Select from the records below every line that has the word "stages" in it.

-- Begin --

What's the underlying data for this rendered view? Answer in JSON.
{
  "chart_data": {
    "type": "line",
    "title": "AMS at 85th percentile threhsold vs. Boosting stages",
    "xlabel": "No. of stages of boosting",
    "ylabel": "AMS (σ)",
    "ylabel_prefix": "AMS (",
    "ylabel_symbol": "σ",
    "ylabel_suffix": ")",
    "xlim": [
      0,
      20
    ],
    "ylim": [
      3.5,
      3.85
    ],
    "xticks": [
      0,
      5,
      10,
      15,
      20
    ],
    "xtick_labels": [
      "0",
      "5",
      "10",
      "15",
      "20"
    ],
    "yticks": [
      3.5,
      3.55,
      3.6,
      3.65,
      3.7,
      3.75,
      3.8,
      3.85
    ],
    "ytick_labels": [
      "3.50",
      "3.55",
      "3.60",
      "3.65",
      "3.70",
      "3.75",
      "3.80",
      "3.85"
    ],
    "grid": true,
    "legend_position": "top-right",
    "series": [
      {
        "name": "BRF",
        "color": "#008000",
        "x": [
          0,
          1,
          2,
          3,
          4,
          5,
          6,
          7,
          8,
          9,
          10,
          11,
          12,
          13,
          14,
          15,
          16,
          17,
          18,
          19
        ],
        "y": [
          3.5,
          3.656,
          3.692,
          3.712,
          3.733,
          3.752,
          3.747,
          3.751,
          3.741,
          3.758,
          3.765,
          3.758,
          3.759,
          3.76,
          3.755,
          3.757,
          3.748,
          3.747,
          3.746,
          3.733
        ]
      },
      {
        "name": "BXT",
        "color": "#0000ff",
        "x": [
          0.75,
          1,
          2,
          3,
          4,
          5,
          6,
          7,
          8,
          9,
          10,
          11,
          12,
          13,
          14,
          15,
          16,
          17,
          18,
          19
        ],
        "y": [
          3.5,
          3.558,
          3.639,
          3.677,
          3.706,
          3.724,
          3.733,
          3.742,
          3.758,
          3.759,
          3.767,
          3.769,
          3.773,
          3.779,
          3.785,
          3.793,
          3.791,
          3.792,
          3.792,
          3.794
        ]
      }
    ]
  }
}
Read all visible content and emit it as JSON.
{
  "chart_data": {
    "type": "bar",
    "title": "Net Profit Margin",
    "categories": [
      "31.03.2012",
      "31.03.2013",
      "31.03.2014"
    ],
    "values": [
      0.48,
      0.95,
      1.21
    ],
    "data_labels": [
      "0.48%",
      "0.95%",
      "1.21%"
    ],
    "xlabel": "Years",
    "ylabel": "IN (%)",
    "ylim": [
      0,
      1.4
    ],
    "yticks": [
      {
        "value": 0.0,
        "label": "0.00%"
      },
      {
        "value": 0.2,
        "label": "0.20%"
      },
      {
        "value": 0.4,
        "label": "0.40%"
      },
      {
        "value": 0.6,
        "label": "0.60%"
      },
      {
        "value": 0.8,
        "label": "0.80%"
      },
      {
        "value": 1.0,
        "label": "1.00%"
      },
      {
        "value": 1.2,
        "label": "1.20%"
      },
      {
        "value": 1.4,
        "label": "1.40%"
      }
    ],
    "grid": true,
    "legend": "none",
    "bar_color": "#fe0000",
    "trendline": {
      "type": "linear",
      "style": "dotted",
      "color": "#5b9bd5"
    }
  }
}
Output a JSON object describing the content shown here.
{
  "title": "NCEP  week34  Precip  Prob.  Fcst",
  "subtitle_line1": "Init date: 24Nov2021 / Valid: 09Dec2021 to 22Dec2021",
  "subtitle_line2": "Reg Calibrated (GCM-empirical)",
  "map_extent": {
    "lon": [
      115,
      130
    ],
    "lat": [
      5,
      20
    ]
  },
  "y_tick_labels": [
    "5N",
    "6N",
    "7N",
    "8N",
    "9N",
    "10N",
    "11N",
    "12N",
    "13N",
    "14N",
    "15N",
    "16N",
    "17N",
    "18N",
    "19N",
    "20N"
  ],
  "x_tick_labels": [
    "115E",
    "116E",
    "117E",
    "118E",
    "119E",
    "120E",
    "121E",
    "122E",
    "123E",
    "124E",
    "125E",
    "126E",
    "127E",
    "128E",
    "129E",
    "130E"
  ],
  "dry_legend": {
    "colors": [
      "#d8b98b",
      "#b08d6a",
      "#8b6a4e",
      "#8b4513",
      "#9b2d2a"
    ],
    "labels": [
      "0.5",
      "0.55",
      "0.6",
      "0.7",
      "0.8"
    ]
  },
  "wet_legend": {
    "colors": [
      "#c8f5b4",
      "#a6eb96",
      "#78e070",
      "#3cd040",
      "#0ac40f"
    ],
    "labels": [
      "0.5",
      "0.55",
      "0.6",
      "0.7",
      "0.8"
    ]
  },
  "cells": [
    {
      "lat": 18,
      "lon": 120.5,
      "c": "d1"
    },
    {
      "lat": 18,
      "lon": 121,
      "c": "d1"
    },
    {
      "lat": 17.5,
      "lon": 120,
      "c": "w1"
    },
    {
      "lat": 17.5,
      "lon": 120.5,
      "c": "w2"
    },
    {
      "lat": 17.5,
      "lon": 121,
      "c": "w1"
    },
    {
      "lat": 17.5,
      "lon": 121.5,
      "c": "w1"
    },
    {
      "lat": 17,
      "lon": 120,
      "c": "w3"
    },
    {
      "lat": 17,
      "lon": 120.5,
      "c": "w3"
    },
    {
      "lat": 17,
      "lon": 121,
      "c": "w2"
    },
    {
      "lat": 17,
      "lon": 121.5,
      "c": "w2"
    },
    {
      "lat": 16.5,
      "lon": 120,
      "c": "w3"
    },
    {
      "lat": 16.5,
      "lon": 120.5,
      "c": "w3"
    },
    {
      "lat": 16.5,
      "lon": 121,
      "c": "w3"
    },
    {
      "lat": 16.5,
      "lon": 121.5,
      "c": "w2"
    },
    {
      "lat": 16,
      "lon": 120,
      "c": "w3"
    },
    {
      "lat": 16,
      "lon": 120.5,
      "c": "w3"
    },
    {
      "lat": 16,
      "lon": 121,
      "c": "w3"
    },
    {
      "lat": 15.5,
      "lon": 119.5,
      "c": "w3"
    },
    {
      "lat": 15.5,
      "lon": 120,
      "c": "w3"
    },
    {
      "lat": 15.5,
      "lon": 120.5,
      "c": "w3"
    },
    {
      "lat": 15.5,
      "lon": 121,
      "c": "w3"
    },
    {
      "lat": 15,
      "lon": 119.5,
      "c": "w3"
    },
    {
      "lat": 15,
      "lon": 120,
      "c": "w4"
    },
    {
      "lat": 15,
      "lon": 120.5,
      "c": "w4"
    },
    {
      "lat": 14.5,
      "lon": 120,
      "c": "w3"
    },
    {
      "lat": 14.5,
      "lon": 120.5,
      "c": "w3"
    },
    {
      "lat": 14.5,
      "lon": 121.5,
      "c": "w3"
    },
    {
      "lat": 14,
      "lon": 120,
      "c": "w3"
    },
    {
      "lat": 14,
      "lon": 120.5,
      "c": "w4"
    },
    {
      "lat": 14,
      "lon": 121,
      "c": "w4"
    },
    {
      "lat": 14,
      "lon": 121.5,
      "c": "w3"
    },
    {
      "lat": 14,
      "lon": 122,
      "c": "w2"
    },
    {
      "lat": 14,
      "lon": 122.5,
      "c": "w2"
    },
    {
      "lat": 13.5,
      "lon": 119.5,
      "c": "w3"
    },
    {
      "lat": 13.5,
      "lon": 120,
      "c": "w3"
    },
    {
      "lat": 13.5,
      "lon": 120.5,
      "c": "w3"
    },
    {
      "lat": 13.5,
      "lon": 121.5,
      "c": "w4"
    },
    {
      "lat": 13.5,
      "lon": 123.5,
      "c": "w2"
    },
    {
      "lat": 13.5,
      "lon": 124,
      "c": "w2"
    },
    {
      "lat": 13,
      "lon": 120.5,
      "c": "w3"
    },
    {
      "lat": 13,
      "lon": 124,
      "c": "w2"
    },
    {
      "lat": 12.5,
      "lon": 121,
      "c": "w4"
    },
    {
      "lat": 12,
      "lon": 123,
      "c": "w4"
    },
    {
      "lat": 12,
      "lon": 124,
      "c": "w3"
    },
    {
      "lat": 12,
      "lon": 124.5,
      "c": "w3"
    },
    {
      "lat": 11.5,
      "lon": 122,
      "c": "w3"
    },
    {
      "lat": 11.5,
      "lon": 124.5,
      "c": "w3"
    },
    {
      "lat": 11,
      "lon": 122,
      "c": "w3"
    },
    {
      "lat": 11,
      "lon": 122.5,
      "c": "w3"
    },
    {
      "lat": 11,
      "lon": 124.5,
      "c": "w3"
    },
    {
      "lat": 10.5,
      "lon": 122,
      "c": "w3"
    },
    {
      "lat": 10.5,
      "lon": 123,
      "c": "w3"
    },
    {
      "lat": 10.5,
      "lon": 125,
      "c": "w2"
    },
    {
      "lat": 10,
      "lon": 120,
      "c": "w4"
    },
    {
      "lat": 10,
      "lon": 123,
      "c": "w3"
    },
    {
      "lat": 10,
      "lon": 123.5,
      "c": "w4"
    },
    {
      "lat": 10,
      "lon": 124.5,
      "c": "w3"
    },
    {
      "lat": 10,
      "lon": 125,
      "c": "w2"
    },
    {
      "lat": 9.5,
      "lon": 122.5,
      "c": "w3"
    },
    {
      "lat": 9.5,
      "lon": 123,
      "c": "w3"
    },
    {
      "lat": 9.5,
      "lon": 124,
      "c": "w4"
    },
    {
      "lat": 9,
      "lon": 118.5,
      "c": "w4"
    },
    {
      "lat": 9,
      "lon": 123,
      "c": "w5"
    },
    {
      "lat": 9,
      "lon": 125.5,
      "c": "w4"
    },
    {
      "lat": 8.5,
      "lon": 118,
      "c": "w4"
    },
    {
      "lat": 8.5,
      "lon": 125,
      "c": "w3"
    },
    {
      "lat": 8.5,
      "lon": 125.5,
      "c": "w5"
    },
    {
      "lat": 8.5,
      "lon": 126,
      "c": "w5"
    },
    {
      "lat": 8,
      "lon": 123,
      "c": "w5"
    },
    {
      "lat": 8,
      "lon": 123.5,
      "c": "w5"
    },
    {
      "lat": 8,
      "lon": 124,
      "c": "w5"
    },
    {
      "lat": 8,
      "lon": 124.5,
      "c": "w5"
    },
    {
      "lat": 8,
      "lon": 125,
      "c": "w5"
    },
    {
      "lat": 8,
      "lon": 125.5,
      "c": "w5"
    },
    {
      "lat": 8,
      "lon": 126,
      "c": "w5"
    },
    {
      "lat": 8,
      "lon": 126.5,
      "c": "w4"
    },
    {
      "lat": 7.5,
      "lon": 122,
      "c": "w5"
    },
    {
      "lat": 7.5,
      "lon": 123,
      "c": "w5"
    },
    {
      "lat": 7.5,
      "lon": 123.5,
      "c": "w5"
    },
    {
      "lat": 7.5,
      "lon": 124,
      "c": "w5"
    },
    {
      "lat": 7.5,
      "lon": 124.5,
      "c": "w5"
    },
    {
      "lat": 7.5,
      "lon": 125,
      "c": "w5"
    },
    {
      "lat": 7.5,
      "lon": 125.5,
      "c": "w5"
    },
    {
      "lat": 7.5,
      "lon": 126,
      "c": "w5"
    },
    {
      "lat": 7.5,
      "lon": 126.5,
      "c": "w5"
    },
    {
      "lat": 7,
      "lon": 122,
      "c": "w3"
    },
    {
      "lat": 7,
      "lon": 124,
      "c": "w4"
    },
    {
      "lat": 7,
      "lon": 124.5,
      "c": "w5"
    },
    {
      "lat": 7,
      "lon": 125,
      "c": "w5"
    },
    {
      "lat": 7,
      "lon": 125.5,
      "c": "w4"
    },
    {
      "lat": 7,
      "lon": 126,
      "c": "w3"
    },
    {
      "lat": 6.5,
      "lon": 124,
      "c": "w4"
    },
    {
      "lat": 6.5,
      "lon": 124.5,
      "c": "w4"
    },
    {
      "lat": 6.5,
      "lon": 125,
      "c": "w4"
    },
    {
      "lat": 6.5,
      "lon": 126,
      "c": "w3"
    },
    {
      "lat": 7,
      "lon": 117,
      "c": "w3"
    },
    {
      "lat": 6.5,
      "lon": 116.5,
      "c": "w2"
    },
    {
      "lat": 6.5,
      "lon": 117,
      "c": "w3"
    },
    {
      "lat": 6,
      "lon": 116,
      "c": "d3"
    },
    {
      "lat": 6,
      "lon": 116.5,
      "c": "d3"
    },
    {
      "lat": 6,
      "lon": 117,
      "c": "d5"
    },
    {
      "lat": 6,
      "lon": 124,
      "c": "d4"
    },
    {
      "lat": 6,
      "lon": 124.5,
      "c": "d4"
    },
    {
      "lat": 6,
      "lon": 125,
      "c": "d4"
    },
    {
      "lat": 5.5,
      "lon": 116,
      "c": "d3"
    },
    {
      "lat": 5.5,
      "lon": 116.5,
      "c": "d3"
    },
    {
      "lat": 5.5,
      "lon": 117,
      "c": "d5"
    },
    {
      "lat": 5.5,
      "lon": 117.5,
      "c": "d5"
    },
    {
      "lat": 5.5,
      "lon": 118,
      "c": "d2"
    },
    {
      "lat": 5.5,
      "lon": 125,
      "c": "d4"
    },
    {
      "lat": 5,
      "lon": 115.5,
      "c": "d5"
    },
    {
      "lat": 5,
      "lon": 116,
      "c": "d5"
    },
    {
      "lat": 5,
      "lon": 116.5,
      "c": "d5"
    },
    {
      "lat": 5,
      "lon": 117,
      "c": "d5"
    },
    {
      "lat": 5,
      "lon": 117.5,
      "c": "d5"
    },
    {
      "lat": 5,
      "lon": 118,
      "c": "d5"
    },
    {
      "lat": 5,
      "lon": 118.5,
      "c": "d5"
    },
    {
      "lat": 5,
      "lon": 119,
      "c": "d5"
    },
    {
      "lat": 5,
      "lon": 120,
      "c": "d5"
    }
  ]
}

-- End --

OUTPUT BELOW:
    "title": "AMS at 85th percentile threhsold vs. Boosting stages",
    "xlabel": "No. of stages of boosting",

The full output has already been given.